Input material:
━━━━━━

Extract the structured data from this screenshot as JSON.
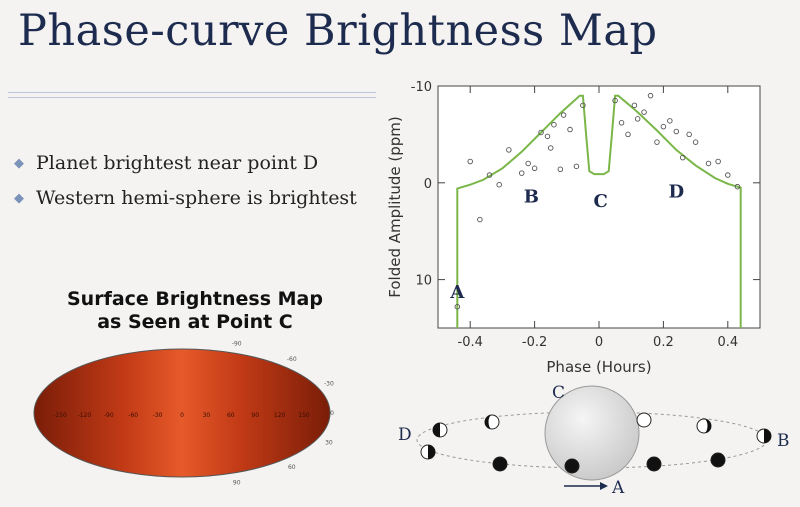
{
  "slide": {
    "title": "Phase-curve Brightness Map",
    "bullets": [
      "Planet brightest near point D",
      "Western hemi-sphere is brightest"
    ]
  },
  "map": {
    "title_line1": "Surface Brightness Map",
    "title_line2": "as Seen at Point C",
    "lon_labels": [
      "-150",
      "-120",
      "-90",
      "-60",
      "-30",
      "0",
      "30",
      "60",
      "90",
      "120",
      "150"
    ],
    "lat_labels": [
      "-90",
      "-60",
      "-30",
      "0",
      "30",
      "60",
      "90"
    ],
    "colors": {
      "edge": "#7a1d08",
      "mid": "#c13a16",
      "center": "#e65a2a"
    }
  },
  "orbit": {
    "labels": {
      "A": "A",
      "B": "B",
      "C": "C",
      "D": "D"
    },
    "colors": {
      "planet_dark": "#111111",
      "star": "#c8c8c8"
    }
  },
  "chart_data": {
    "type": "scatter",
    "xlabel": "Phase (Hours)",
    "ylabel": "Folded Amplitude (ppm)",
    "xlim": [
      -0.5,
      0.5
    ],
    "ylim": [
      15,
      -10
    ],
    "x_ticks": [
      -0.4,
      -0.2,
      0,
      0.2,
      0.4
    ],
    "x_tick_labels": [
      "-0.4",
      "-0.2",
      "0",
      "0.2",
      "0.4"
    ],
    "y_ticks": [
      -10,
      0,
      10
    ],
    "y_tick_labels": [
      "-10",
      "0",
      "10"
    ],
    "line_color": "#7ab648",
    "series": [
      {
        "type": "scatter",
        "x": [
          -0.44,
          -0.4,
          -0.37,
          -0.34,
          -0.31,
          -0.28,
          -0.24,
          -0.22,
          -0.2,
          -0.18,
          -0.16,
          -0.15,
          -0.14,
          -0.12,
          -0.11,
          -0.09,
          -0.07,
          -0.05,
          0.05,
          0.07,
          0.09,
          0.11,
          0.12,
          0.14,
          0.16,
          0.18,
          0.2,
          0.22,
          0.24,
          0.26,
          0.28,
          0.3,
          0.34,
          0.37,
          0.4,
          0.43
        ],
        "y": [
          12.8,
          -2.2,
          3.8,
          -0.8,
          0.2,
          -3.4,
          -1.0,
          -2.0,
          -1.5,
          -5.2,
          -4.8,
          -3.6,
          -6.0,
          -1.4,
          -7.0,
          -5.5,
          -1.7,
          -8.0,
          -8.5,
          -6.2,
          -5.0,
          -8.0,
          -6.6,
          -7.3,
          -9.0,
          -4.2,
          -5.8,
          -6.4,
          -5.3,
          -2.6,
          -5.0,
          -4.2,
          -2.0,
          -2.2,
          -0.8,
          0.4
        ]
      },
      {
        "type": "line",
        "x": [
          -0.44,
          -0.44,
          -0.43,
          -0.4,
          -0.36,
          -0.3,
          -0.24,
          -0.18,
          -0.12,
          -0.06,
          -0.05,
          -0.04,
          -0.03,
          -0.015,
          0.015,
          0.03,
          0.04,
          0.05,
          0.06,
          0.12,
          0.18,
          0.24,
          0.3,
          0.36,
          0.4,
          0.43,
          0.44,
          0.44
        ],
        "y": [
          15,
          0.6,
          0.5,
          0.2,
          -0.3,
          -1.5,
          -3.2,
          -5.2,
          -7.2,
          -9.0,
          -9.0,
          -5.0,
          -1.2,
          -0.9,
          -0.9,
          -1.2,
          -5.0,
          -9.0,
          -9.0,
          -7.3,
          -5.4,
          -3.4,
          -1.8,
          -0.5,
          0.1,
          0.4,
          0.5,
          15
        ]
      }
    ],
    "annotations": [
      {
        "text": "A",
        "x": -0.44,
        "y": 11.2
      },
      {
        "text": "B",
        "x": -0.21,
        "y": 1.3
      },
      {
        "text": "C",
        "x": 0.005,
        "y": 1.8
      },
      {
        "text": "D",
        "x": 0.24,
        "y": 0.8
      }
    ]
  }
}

━━━━━━

Required work: Quote the material in full and exactly; do not carry over its pictures.

Output for this task:
Extract the structured data from this screenshot as JSON.
{
  "slide": {
    "title": "Phase-curve Brightness Map",
    "bullets": [
      "Planet brightest near point D",
      "Western hemi-sphere is brightest"
    ]
  },
  "map": {
    "title_line1": "Surface Brightness Map",
    "title_line2": "as Seen at Point C",
    "lon_labels": [
      "-150",
      "-120",
      "-90",
      "-60",
      "-30",
      "0",
      "30",
      "60",
      "90",
      "120",
      "150"
    ],
    "lat_labels": [
      "-90",
      "-60",
      "-30",
      "0",
      "30",
      "60",
      "90"
    ],
    "colors": {
      "edge": "#7a1d08",
      "mid": "#c13a16",
      "center": "#e65a2a"
    }
  },
  "orbit": {
    "labels": {
      "A": "A",
      "B": "B",
      "C": "C",
      "D": "D"
    },
    "colors": {
      "planet_dark": "#111111",
      "star": "#c8c8c8"
    }
  },
  "chart_data": {
    "type": "scatter",
    "xlabel": "Phase (Hours)",
    "ylabel": "Folded Amplitude (ppm)",
    "xlim": [
      -0.5,
      0.5
    ],
    "ylim": [
      15,
      -10
    ],
    "x_ticks": [
      -0.4,
      -0.2,
      0,
      0.2,
      0.4
    ],
    "x_tick_labels": [
      "-0.4",
      "-0.2",
      "0",
      "0.2",
      "0.4"
    ],
    "y_ticks": [
      -10,
      0,
      10
    ],
    "y_tick_labels": [
      "-10",
      "0",
      "10"
    ],
    "line_color": "#7ab648",
    "series": [
      {
        "type": "scatter",
        "x": [
          -0.44,
          -0.4,
          -0.37,
          -0.34,
          -0.31,
          -0.28,
          -0.24,
          -0.22,
          -0.2,
          -0.18,
          -0.16,
          -0.15,
          -0.14,
          -0.12,
          -0.11,
          -0.09,
          -0.07,
          -0.05,
          0.05,
          0.07,
          0.09,
          0.11,
          0.12,
          0.14,
          0.16,
          0.18,
          0.2,
          0.22,
          0.24,
          0.26,
          0.28,
          0.3,
          0.34,
          0.37,
          0.4,
          0.43
        ],
        "y": [
          12.8,
          -2.2,
          3.8,
          -0.8,
          0.2,
          -3.4,
          -1.0,
          -2.0,
          -1.5,
          -5.2,
          -4.8,
          -3.6,
          -6.0,
          -1.4,
          -7.0,
          -5.5,
          -1.7,
          -8.0,
          -8.5,
          -6.2,
          -5.0,
          -8.0,
          -6.6,
          -7.3,
          -9.0,
          -4.2,
          -5.8,
          -6.4,
          -5.3,
          -2.6,
          -5.0,
          -4.2,
          -2.0,
          -2.2,
          -0.8,
          0.4
        ]
      },
      {
        "type": "line",
        "x": [
          -0.44,
          -0.44,
          -0.43,
          -0.4,
          -0.36,
          -0.3,
          -0.24,
          -0.18,
          -0.12,
          -0.06,
          -0.05,
          -0.04,
          -0.03,
          -0.015,
          0.015,
          0.03,
          0.04,
          0.05,
          0.06,
          0.12,
          0.18,
          0.24,
          0.3,
          0.36,
          0.4,
          0.43,
          0.44,
          0.44
        ],
        "y": [
          15,
          0.6,
          0.5,
          0.2,
          -0.3,
          -1.5,
          -3.2,
          -5.2,
          -7.2,
          -9.0,
          -9.0,
          -5.0,
          -1.2,
          -0.9,
          -0.9,
          -1.2,
          -5.0,
          -9.0,
          -9.0,
          -7.3,
          -5.4,
          -3.4,
          -1.8,
          -0.5,
          0.1,
          0.4,
          0.5,
          15
        ]
      }
    ],
    "annotations": [
      {
        "text": "A",
        "x": -0.44,
        "y": 11.2
      },
      {
        "text": "B",
        "x": -0.21,
        "y": 1.3
      },
      {
        "text": "C",
        "x": 0.005,
        "y": 1.8
      },
      {
        "text": "D",
        "x": 0.24,
        "y": 0.8
      }
    ]
  }
}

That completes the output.